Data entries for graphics
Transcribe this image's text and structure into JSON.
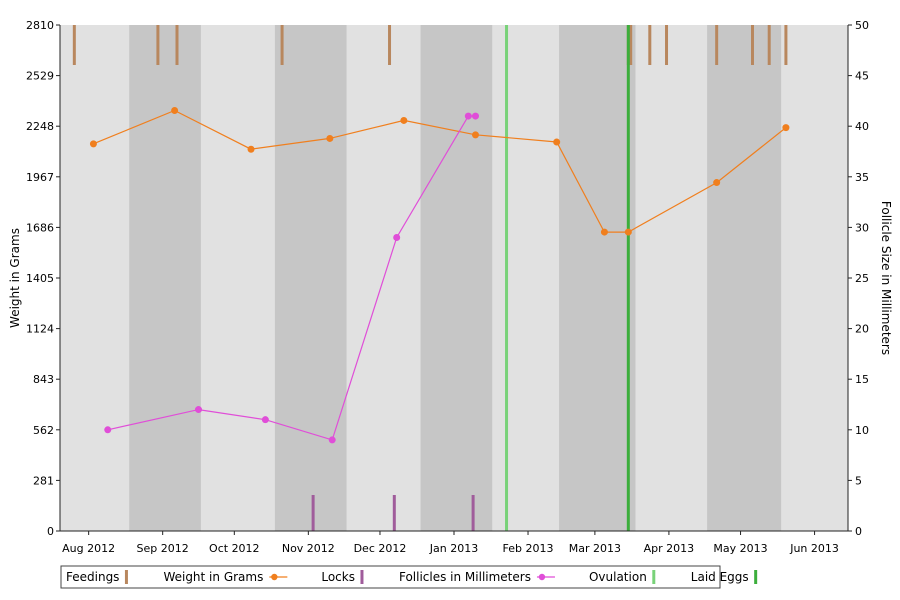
{
  "chart_data": {
    "type": "line",
    "title": "",
    "xlabel": "",
    "ylabel": "Weight in Grams",
    "y2label": "Follicle Size in Millimeters",
    "x_ticks": [
      "Aug 2012",
      "Sep 2012",
      "Oct 2012",
      "Nov 2012",
      "Dec 2012",
      "Jan 2013",
      "Feb 2013",
      "Mar 2013",
      "Apr 2013",
      "May 2013",
      "Jun 2013"
    ],
    "xlim": [
      "2012-07-20",
      "2013-06-15"
    ],
    "ylim": [
      0,
      2810
    ],
    "y_ticks": [
      0,
      281,
      562,
      843,
      1124,
      1405,
      1686,
      1967,
      2248,
      2529,
      2810
    ],
    "y2lim": [
      0,
      50
    ],
    "y2_ticks": [
      0,
      5,
      10,
      15,
      20,
      25,
      30,
      35,
      40,
      45,
      50
    ],
    "shaded_bands": [
      [
        "2012-08-18",
        "2012-09-17"
      ],
      [
        "2012-10-18",
        "2012-11-17"
      ],
      [
        "2012-12-18",
        "2013-01-17"
      ],
      [
        "2013-02-14",
        "2013-03-18"
      ],
      [
        "2013-04-17",
        "2013-05-18"
      ]
    ],
    "series": [
      {
        "name": "Weight in Grams",
        "axis": "left",
        "color": "#f07f1e",
        "x": [
          "2012-08-03",
          "2012-09-06",
          "2012-10-08",
          "2012-11-10",
          "2012-12-11",
          "2013-01-10",
          "2013-02-13",
          "2013-03-05",
          "2013-03-15",
          "2013-04-21",
          "2013-05-20"
        ],
        "y": [
          2150,
          2335,
          2120,
          2180,
          2280,
          2200,
          2160,
          1660,
          1660,
          1935,
          2240
        ]
      },
      {
        "name": "Follicles in Millimeters",
        "axis": "right",
        "color": "#e04ed8",
        "x": [
          "2012-08-09",
          "2012-09-16",
          "2012-10-14",
          "2012-11-11",
          "2012-11-38",
          "2012-12-38",
          "2013-01-10"
        ],
        "y": [
          10,
          12,
          11,
          9,
          29,
          41,
          41
        ]
      }
    ],
    "events": [
      {
        "name": "Feedings",
        "color": "#b8875e",
        "position": "top",
        "dates": [
          "2012-07-26",
          "2012-08-30",
          "2012-09-07",
          "2012-10-21",
          "2012-12-05",
          "2013-03-15",
          "2013-03-16",
          "2013-03-24",
          "2013-03-31",
          "2013-04-21",
          "2013-05-06",
          "2013-05-13",
          "2013-05-20"
        ]
      },
      {
        "name": "Locks",
        "color": "#a05c9b",
        "position": "bottom",
        "dates": [
          "2012-11-03",
          "2012-12-07",
          "2013-01-09"
        ]
      },
      {
        "name": "Ovulation",
        "color": "#79d279",
        "position": "full",
        "dates": [
          "2013-01-23"
        ]
      },
      {
        "name": "Laid Eggs",
        "color": "#3cae3c",
        "position": "full",
        "dates": [
          "2013-03-15"
        ]
      }
    ],
    "legend": {
      "placement": "bottom-left",
      "entries": [
        {
          "label": "Feedings",
          "marker": "tick",
          "color": "#b8875e"
        },
        {
          "label": "Weight in Grams",
          "marker": "line-dot",
          "color": "#f07f1e"
        },
        {
          "label": "Locks",
          "marker": "tick",
          "color": "#a05c9b"
        },
        {
          "label": "Follicles in Millimeters",
          "marker": "line-dot",
          "color": "#e04ed8"
        },
        {
          "label": "Ovulation",
          "marker": "tick",
          "color": "#79d279"
        },
        {
          "label": "Laid Eggs",
          "marker": "tick",
          "color": "#3cae3c"
        }
      ]
    },
    "colors": {
      "plot_background": "#e1e1e1",
      "band": "#c6c6c6",
      "axis": "#222222"
    }
  }
}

Given request
Skip every picture and transcribe the data above exactly.

Task result
Transcribe this image's text and structure into JSON.
{
  "chart_data": {
    "type": "line",
    "title": "",
    "xlabel": "",
    "ylabel": "Weight in Grams",
    "y2label": "Follicle Size in Millimeters",
    "x_ticks": [
      "Aug 2012",
      "Sep 2012",
      "Oct 2012",
      "Nov 2012",
      "Dec 2012",
      "Jan 2013",
      "Feb 2013",
      "Mar 2013",
      "Apr 2013",
      "May 2013",
      "Jun 2013"
    ],
    "xlim": [
      "2012-07-20",
      "2013-06-15"
    ],
    "ylim": [
      0,
      2810
    ],
    "y_ticks": [
      0,
      281,
      562,
      843,
      1124,
      1405,
      1686,
      1967,
      2248,
      2529,
      2810
    ],
    "y2lim": [
      0,
      50
    ],
    "y2_ticks": [
      0,
      5,
      10,
      15,
      20,
      25,
      30,
      35,
      40,
      45,
      50
    ],
    "shaded_bands": [
      [
        "2012-08-18",
        "2012-09-17"
      ],
      [
        "2012-10-18",
        "2012-11-17"
      ],
      [
        "2012-12-18",
        "2013-01-17"
      ],
      [
        "2013-02-14",
        "2013-03-18"
      ],
      [
        "2013-04-17",
        "2013-05-18"
      ]
    ],
    "series": [
      {
        "name": "Weight in Grams",
        "axis": "left",
        "color": "#f07f1e",
        "x": [
          "2012-08-03",
          "2012-09-06",
          "2012-10-08",
          "2012-11-10",
          "2012-12-11",
          "2013-01-10",
          "2013-02-13",
          "2013-03-05",
          "2013-03-15",
          "2013-04-21",
          "2013-05-20"
        ],
        "y": [
          2150,
          2335,
          2120,
          2180,
          2280,
          2200,
          2160,
          1660,
          1660,
          1935,
          2240
        ]
      },
      {
        "name": "Follicles in Millimeters",
        "axis": "right",
        "color": "#e04ed8",
        "x": [
          "2012-08-09",
          "2012-09-16",
          "2012-10-14",
          "2012-11-11",
          "2012-11-38",
          "2012-12-38",
          "2013-01-10"
        ],
        "y": [
          10,
          12,
          11,
          9,
          29,
          41,
          41
        ]
      }
    ],
    "events": [
      {
        "name": "Feedings",
        "color": "#b8875e",
        "position": "top",
        "dates": [
          "2012-07-26",
          "2012-08-30",
          "2012-09-07",
          "2012-10-21",
          "2012-12-05",
          "2013-03-15",
          "2013-03-16",
          "2013-03-24",
          "2013-03-31",
          "2013-04-21",
          "2013-05-06",
          "2013-05-13",
          "2013-05-20"
        ]
      },
      {
        "name": "Locks",
        "color": "#a05c9b",
        "position": "bottom",
        "dates": [
          "2012-11-03",
          "2012-12-07",
          "2013-01-09"
        ]
      },
      {
        "name": "Ovulation",
        "color": "#79d279",
        "position": "full",
        "dates": [
          "2013-01-23"
        ]
      },
      {
        "name": "Laid Eggs",
        "color": "#3cae3c",
        "position": "full",
        "dates": [
          "2013-03-15"
        ]
      }
    ],
    "legend": {
      "placement": "bottom-left",
      "entries": [
        {
          "label": "Feedings",
          "marker": "tick",
          "color": "#b8875e"
        },
        {
          "label": "Weight in Grams",
          "marker": "line-dot",
          "color": "#f07f1e"
        },
        {
          "label": "Locks",
          "marker": "tick",
          "color": "#a05c9b"
        },
        {
          "label": "Follicles in Millimeters",
          "marker": "line-dot",
          "color": "#e04ed8"
        },
        {
          "label": "Ovulation",
          "marker": "tick",
          "color": "#79d279"
        },
        {
          "label": "Laid Eggs",
          "marker": "tick",
          "color": "#3cae3c"
        }
      ]
    },
    "colors": {
      "plot_background": "#e1e1e1",
      "band": "#c6c6c6",
      "axis": "#222222"
    }
  }
}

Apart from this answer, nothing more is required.